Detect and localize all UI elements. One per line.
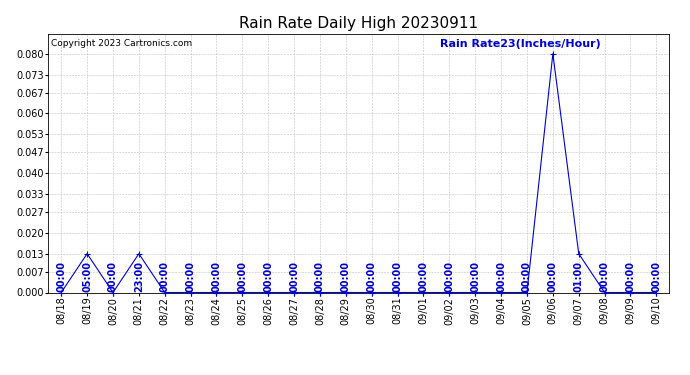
Text: 00:00: 00:00 — [160, 261, 170, 292]
Text: 00:00: 00:00 — [471, 261, 480, 292]
Text: 00:00: 00:00 — [548, 261, 558, 292]
Text: 00:00: 00:00 — [57, 261, 66, 292]
Text: 00:00: 00:00 — [289, 261, 299, 292]
Text: Rain Rate23(Inches/Hour): Rain Rate23(Inches/Hour) — [440, 39, 600, 49]
Text: 00:00: 00:00 — [626, 261, 635, 292]
Text: Copyright 2023 Cartronics.com: Copyright 2023 Cartronics.com — [51, 39, 193, 48]
Text: 00:00: 00:00 — [522, 261, 532, 292]
Text: 00:00: 00:00 — [315, 261, 325, 292]
Text: 00:00: 00:00 — [341, 261, 351, 292]
Text: 05:00: 05:00 — [82, 261, 92, 292]
Text: 00:00: 00:00 — [600, 261, 609, 292]
Text: 00:00: 00:00 — [108, 261, 118, 292]
Text: 00:00: 00:00 — [393, 261, 402, 292]
Text: 00:00: 00:00 — [496, 261, 506, 292]
Text: 00:00: 00:00 — [237, 261, 247, 292]
Text: 00:00: 00:00 — [651, 261, 661, 292]
Text: 00:00: 00:00 — [186, 261, 195, 292]
Text: 00:00: 00:00 — [212, 261, 221, 292]
Text: 23:00: 23:00 — [134, 261, 144, 292]
Text: 00:00: 00:00 — [419, 261, 428, 292]
Text: 00:00: 00:00 — [367, 261, 377, 292]
Text: 01:00: 01:00 — [574, 261, 584, 292]
Text: 00:00: 00:00 — [444, 261, 454, 292]
Title: Rain Rate Daily High 20230911: Rain Rate Daily High 20230911 — [239, 16, 478, 31]
Text: 00:00: 00:00 — [264, 261, 273, 292]
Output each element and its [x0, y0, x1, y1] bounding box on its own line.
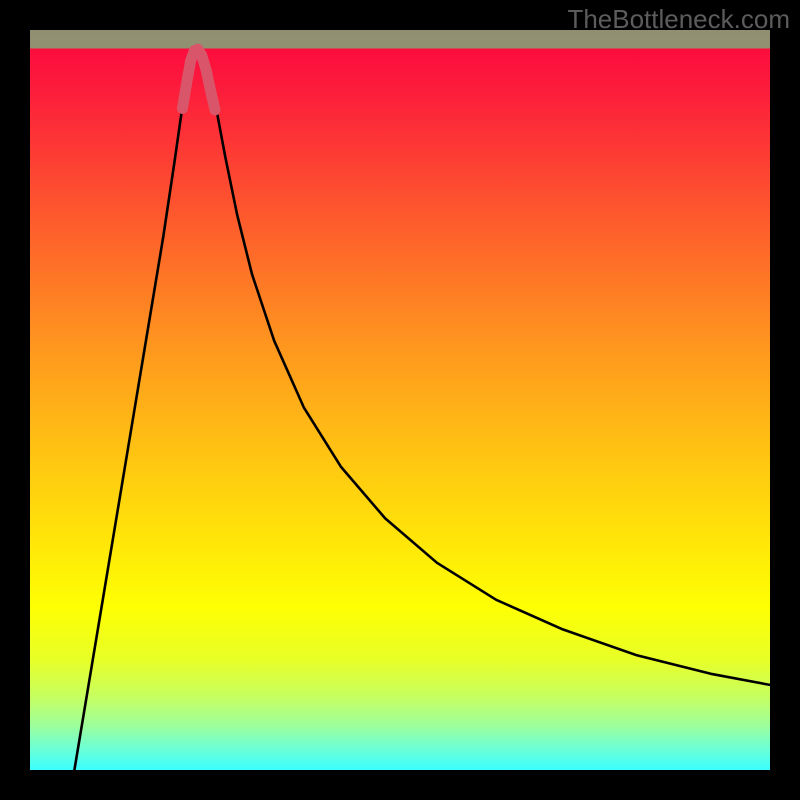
plot-area	[30, 30, 770, 770]
watermark-text: TheBottleneck.com	[567, 4, 790, 35]
chart-frame	[30, 30, 770, 770]
gradient-background	[30, 30, 770, 770]
chart-svg	[30, 30, 770, 770]
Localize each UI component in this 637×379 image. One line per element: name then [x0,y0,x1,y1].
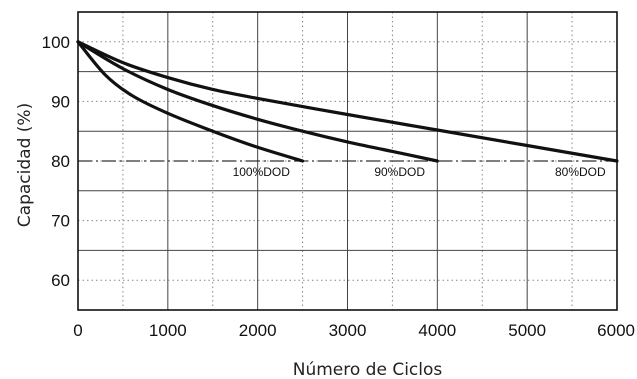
y-tick-label: 70 [51,212,70,231]
x-tick-label: 3000 [329,321,367,340]
x-axis-label: Número de Ciclos [293,360,443,379]
y-tick-label: 60 [51,271,70,290]
series-line-100pct-dod [76,40,305,163]
series-group [76,40,619,163]
x-tick-labels: 0 1000 2000 3000 4000 5000 6000 [73,321,635,340]
series-line-80pct-dod [76,40,619,163]
x-tick-label: 6000 [597,321,635,340]
series-label: 80%DOD [555,165,606,179]
series-label: 90%DOD [374,165,425,179]
x-tick-label: 1000 [149,321,187,340]
y-tick-label: 80 [51,152,70,171]
x-tick-label: 5000 [508,321,546,340]
series-label: 100%DOD [233,165,291,179]
y-tick-labels: 100 90 80 70 60 [42,33,70,290]
x-tick-label: 0 [73,321,82,340]
plot-frame [77,11,618,311]
x-tick-label: 4000 [418,321,456,340]
y-tick-label: 90 [51,92,70,111]
series-labels: 100%DOD 90%DOD 80%DOD [233,165,606,179]
series-line-90pct-dod [76,40,439,163]
y-tick-label: 100 [42,33,70,52]
x-tick-label: 2000 [239,321,277,340]
y-axis-label: Capacidad (%) [15,103,35,227]
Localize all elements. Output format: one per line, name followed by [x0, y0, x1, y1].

------------------------------------------------------------

In the part of the records that opens with the line containing "y-tick-label: 70 [51,212,70,231]" and runs through the end of the records, swap "plot-frame" for "plot-border" and give those lines again with nothing else changed.

y-tick-label: 70 [51,212,70,231]
x-tick-label: 3000 [329,321,367,340]
x-axis-label: Número de Ciclos [293,360,443,379]
y-tick-label: 60 [51,271,70,290]
series-line-100pct-dod [76,40,305,163]
series-group [76,40,619,163]
x-tick-labels: 0 1000 2000 3000 4000 5000 6000 [73,321,635,340]
series-line-80pct-dod [76,40,619,163]
x-tick-label: 6000 [597,321,635,340]
series-label: 80%DOD [555,165,606,179]
series-label: 90%DOD [374,165,425,179]
x-tick-label: 1000 [149,321,187,340]
y-tick-label: 80 [51,152,70,171]
x-tick-label: 5000 [508,321,546,340]
series-label: 100%DOD [233,165,291,179]
y-tick-labels: 100 90 80 70 60 [42,33,70,290]
x-tick-label: 0 [73,321,82,340]
plot-border [77,11,618,311]
x-tick-label: 4000 [418,321,456,340]
y-tick-label: 90 [51,92,70,111]
series-labels: 100%DOD 90%DOD 80%DOD [233,165,606,179]
series-line-90pct-dod [76,40,439,163]
y-tick-label: 100 [42,33,70,52]
x-tick-label: 2000 [239,321,277,340]
y-axis-label: Capacidad (%) [15,103,35,227]
Localize all elements. Output format: one per line, name followed by [x0, y0, x1, y1].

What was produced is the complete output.